[Stored records]
>> begin

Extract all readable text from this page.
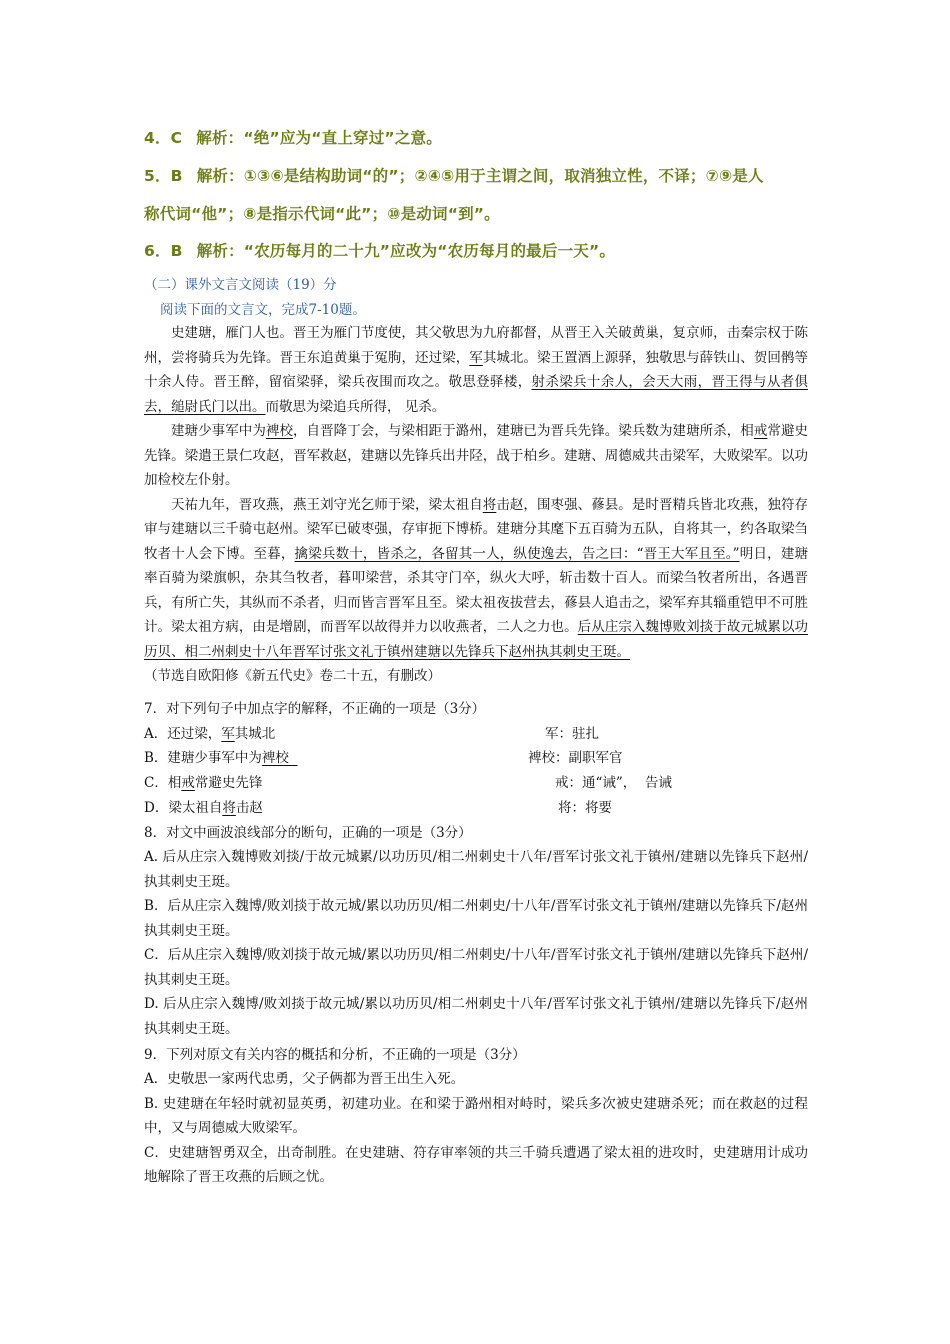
4．C 解析：“绝”应为“直上穿过”之意。
5．B 解析：①③⑥是结构助词“的”；②④⑤用于主谓之间，取消独立性，不译；⑦⑨是人
称代词“他”；⑧是指示代词“此”；⑩是动词“到”。
6．B 解析：“农历每月的二十九”应改为“农历每月的最后一天”。
（二）课外文言文阅读（19）分
阅读下面的文言文，完成7-10题。

史建瑭，雁门人也。晋王为雁门节度使，其父敬思为九府都督，从晋王入关破黄巢，复京师，击秦宗权于陈州，尝将骑兵为先锋。晋王东追黄巢于冤朐，还过梁，军其城北。梁王置酒上源驿，独敬思与薛铁山、贺回鹘等十余人侍。晋王醉，留宿梁驿，梁兵夜围而攻之。敬思登驿楼，射杀梁兵十余人，会天大雨，晋王得与从者俱去，缒尉氏门以出。而敬思为梁追兵所得， 见杀。

建瑭少事军中为裨校，自晋降丁会，与梁相距于潞州，建瑭已为晋兵先锋。梁兵数为建瑭所杀，相戒常避史先锋。梁遣王景仁攻赵，晋军救赵，建瑭以先锋兵出井陉，战于柏乡。建瑭、周德威共击梁军，大败梁军。以功加检校左仆射。

天祐九年，晋攻燕，燕王刘守光乞师于梁，梁太祖自将击赵，围枣强、蓚县。是时晋精兵皆北攻燕，独符存审与建瑭以三千骑屯赵州。梁军已破枣强，存审扼下博桥。建瑭分其麾下五百骑为五队，自将其一，约各取梁刍牧者十人会下博。至暮，擒梁兵数十，皆杀之，各留其一人，纵使逸去，告之曰：“晋王大军且至。”明日，建瑭率百骑为梁旗帜，杂其刍牧者，暮叩梁营，杀其守门卒，纵火大呼，斩击数十百人。而梁刍牧者所出，各遇晋兵，有所亡失，其纵而不杀者，归而皆言晋军且至。梁太祖夜拔营去，蓚县人追击之，梁军弃其辎重铠甲不可胜计。梁太祖方病，由是增剧，而晋军以故得并力以收燕者，二人之力也。后从庄宗入魏博败刘掞于故元城累以功历贝、相二州刺史十八年晋军讨张文礼于镇州建瑭以先锋兵下赵州执其刺史王珽。

（节选自欧阳修《新五代史》卷二十五，有删改）

7．对下列句子中加点字的解释，不正确的一项是（3分）
A．还过梁，军其城北	军：驻扎
B．建瑭少事军中为裨校	裨校：副职军官
C．相戒常避史先锋	戒：通“诫”，  告诫
D．梁太祖自将击赵	将：将要
8．对文中画波浪线部分的断句，正确的一项是（3分）

A. 后从庄宗入魏博败刘掞/于故元城累/以功历贝/相二州刺史十八年/晋军讨张文礼于镇州/建瑭以先锋兵下赵州/执其刺史王珽。

B．后从庄宗入魏博/败刘掞于故元城/累以功历贝/相二州刺史/十八年/晋军讨张文礼于镇州/建瑭以先锋兵下/赵州执其刺史王珽。

C．后从庄宗入魏博/败刘掞于故元城/累以功历贝/相二州刺史/十八年/晋军讨张文礼于镇州/建瑭以先锋兵下赵州/执其刺史王珽。

D. 后从庄宗入魏博/败刘掞于故元城/累以功历贝/相二州刺史十八年/晋军讨张文礼于镇州/建瑭以先锋兵下/赵州执其刺史王珽。

9．下列对原文有关内容的概括和分析，不正确的一项是（3分）

A．史敬思一家两代忠勇，父子俩都为晋王出生入死。

B. 史建瑭在年轻时就初显英勇，初建功业。在和梁于潞州相对峙时，梁兵多次被史建瑭杀死；而在救赵的过程中，又与周德威大败梁军。

C．史建瑭智勇双全，出奇制胜。在史建瑭、符存审率领的共三千骑兵遭遇了梁太祖的进攻时，史建瑭用计成功地解除了晋王攻燕的后顾之忧。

>> end

### WHAT THE TASK REQUIRES
Without the pictures, write out every entry precisely as it appears.

### SOLUTION TO THIS PROBLEM
Extract all readable text from this page.
4．C 解析：“绝”应为“直上穿过”之意。
5．B 解析：①③⑥是结构助词“的”；②④⑤用于主谓之间，取消独立性，不译；⑦⑨是人
称代词“他”；⑧是指示代词“此”；⑩是动词“到”。
6．B 解析：“农历每月的二十九”应改为“农历每月的最后一天”。
（二）课外文言文阅读（19）分
阅读下面的文言文，完成7-10题。

史建瑭，雁门人也。晋王为雁门节度使，其父敬思为九府都督，从晋王入关破黄巢，复京师，击秦宗权于陈州，尝将骑兵为先锋。晋王东追黄巢于冤朐，还过梁，军其城北。梁王置酒上源驿，独敬思与薛铁山、贺回鹘等十余人侍。晋王醉，留宿梁驿，梁兵夜围而攻之。敬思登驿楼，射杀梁兵十余人，会天大雨，晋王得与从者俱去，缒尉氏门以出。而敬思为梁追兵所得， 见杀。

建瑭少事军中为裨校，自晋降丁会，与梁相距于潞州，建瑭已为晋兵先锋。梁兵数为建瑭所杀，相戒常避史先锋。梁遣王景仁攻赵，晋军救赵，建瑭以先锋兵出井陉，战于柏乡。建瑭、周德威共击梁军，大败梁军。以功加检校左仆射。

天祐九年，晋攻燕，燕王刘守光乞师于梁，梁太祖自将击赵，围枣强、蓚县。是时晋精兵皆北攻燕，独符存审与建瑭以三千骑屯赵州。梁军已破枣强，存审扼下博桥。建瑭分其麾下五百骑为五队，自将其一，约各取梁刍牧者十人会下博。至暮，擒梁兵数十，皆杀之，各留其一人，纵使逸去，告之曰：“晋王大军且至。”明日，建瑭率百骑为梁旗帜，杂其刍牧者，暮叩梁营，杀其守门卒，纵火大呼，斩击数十百人。而梁刍牧者所出，各遇晋兵，有所亡失，其纵而不杀者，归而皆言晋军且至。梁太祖夜拔营去，蓚县人追击之，梁军弃其辎重铠甲不可胜计。梁太祖方病，由是增剧，而晋军以故得并力以收燕者，二人之力也。后从庄宗入魏博败刘掞于故元城累以功历贝、相二州刺史十八年晋军讨张文礼于镇州建瑭以先锋兵下赵州执其刺史王珽。

（节选自欧阳修《新五代史》卷二十五，有删改）

7．对下列句子中加点字的解释，不正确的一项是（3分）
A．还过梁，军其城北	军：驻扎
B．建瑭少事军中为裨校	裨校：副职军官
C．相戒常避史先锋	戒：通“诫”，  告诫
D．梁太祖自将击赵	将：将要
8．对文中画波浪线部分的断句，正确的一项是（3分）

A. 后从庄宗入魏博败刘掞/于故元城累/以功历贝/相二州刺史十八年/晋军讨张文礼于镇州/建瑭以先锋兵下赵州/执其刺史王珽。

B．后从庄宗入魏博/败刘掞于故元城/累以功历贝/相二州刺史/十八年/晋军讨张文礼于镇州/建瑭以先锋兵下/赵州执其刺史王珽。

C．后从庄宗入魏博/败刘掞于故元城/累以功历贝/相二州刺史/十八年/晋军讨张文礼于镇州/建瑭以先锋兵下赵州/执其刺史王珽。

D. 后从庄宗入魏博/败刘掞于故元城/累以功历贝/相二州刺史十八年/晋军讨张文礼于镇州/建瑭以先锋兵下/赵州执其刺史王珽。

9．下列对原文有关内容的概括和分析，不正确的一项是（3分）

A．史敬思一家两代忠勇，父子俩都为晋王出生入死。

B. 史建瑭在年轻时就初显英勇，初建功业。在和梁于潞州相对峙时，梁兵多次被史建瑭杀死；而在救赵的过程中，又与周德威大败梁军。

C．史建瑭智勇双全，出奇制胜。在史建瑭、符存审率领的共三千骑兵遭遇了梁太祖的进攻时，史建瑭用计成功地解除了晋王攻燕的后顾之忧。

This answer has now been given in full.